═══ Given records

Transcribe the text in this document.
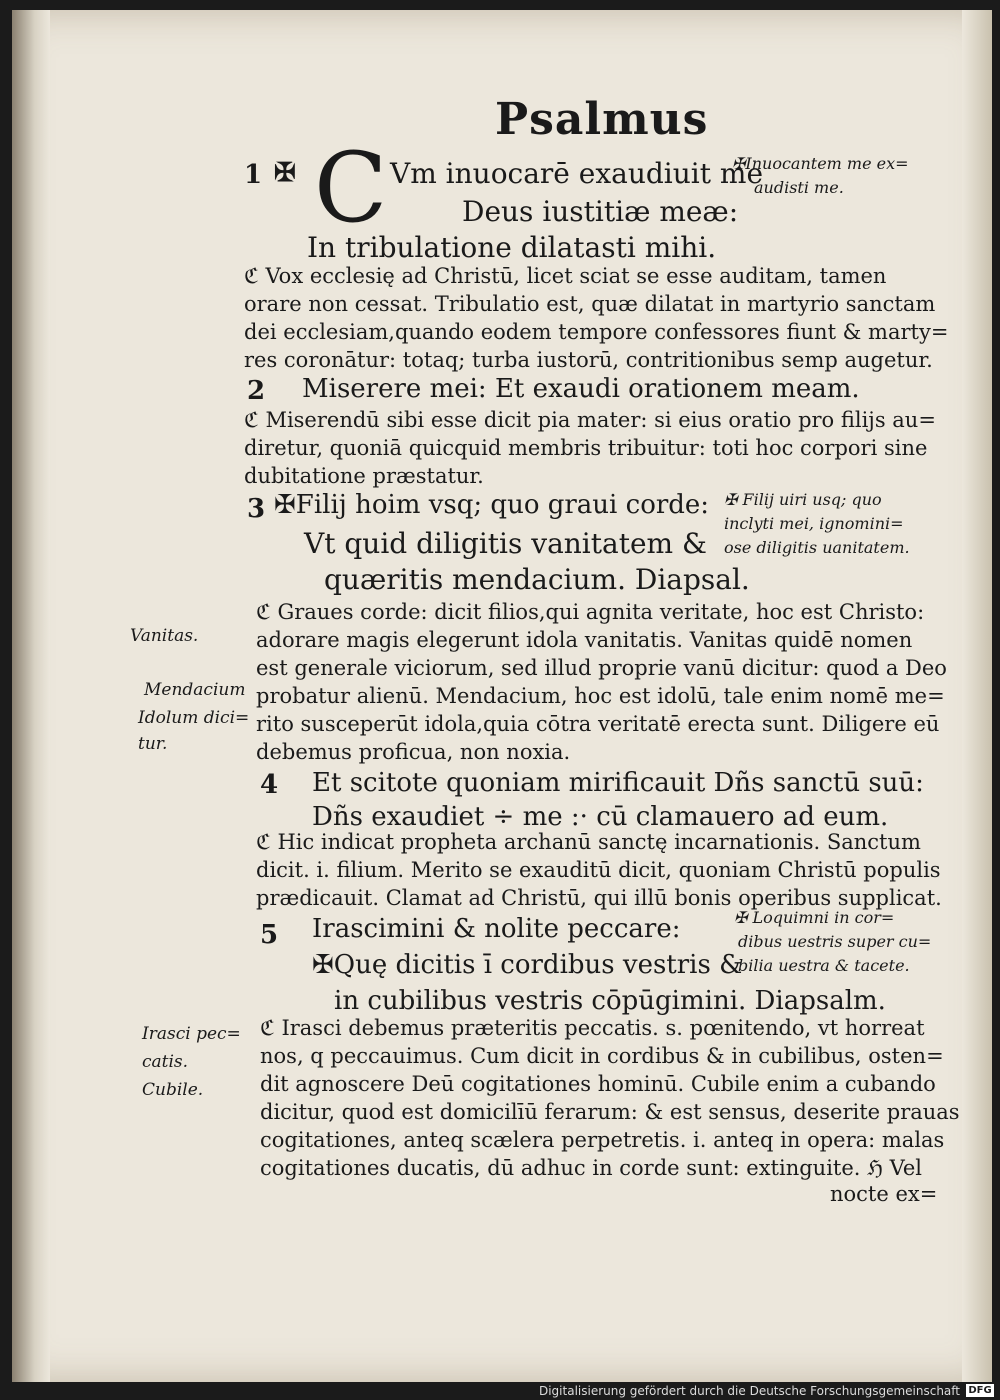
Psalmus
1 ✠ C Vm inuocarē exaudiuit me
Deus iustitiæ meæ:
In tribulatione dilatasti mihi.
✠Inuocantem me ex=
audisti me.
ℭ Vox ecclesię ad Christū, licet sciat se esse auditam, tamen
orare non cessat. Tribulatio est, quæ dilatat in martyrio sanctam
dei ecclesiam,quando eodem tempore confessores fiunt & marty=
res coronātur: totaq; turba iustorū, contritionibus semp augetur.
2 Miserere mei: Et exaudi orationem meam.
ℭ Miserendū sibi esse dicit pia mater: si eius oratio pro filijs au=
diretur, quoniā quicquid membris tribuitur: toti hoc corpori sine
dubitatione præstatur.
3 ✠Filij hoim vsq; quo graui corde:
Vt quid diligitis vanitatem &
quæritis mendacium. Diapsal.
✠ Filij uiri usq; quo
inclyti mei, ignomini=
ose diligitis uanitatem.
ℭ Graues corde: dicit filios,qui agnita veritate, hoc est Christo:
adorare magis elegerunt idola vanitatis. Vanitas quidē nomen
est generale viciorum, sed illud proprie vanū dicitur: quod a Deo
probatur alienū. Mendacium, hoc est idolū, tale enim nomē me=
rito susceperūt idola,quia cōtra veritatē erecta sunt. Diligere eū
debemus proficua, non noxia.
Vanitas.
Mendacium
Idolum dici=
tur.
4 Et scitote quoniam mirificauit Dñs sanctū suū:
Dñs exaudiet ÷ me :· cū clamauero ad eum.
ℭ Hic indicat propheta archanū sanctę incarnationis. Sanctum
dicit. i. filium. Merito se exauditū dicit, quoniam Christū populis
prædicauit. Clamat ad Christū, qui illū bonis operibus supplicat.
5 Irascimini & nolite peccare:
✠Quę dicitis ī cordibus vestris &
in cubilibus vestris cōpūgimini. Diapsalm.
✠ Loquimni in cor=
dibus uestris super cu=
bilia uestra & tacete.
ℭ Irasci debemus præteritis peccatis. s. pœnitendo, vt horreat
nos, q peccauimus. Cum dicit in cordibus & in cubilibus, osten=
dit agnoscere Deū cogitationes hominū. Cubile enim a cubando
dicitur, quod est domicilīū ferarum: & est sensus, deserite prauas
cogitationes, anteq scælera perpetretis. i. anteq in opera: malas
cogitationes ducatis, dū adhuc in corde sunt: extinguite. ℌ Vel
nocte ex=
Irasci pec=
catis.
Cubile.
Digitalisierung gefördert durch die Deutsche Forschungsgemeinschaft DFG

══════

» Task goal
List every line in the records above that contains the word "esse".

» Finished task
ℭ Vox ecclesię ad Christū, licet sciat se esse auditam, tamen
ℭ Miserendū sibi esse dicit pia mater: si eius oratio pro filijs au=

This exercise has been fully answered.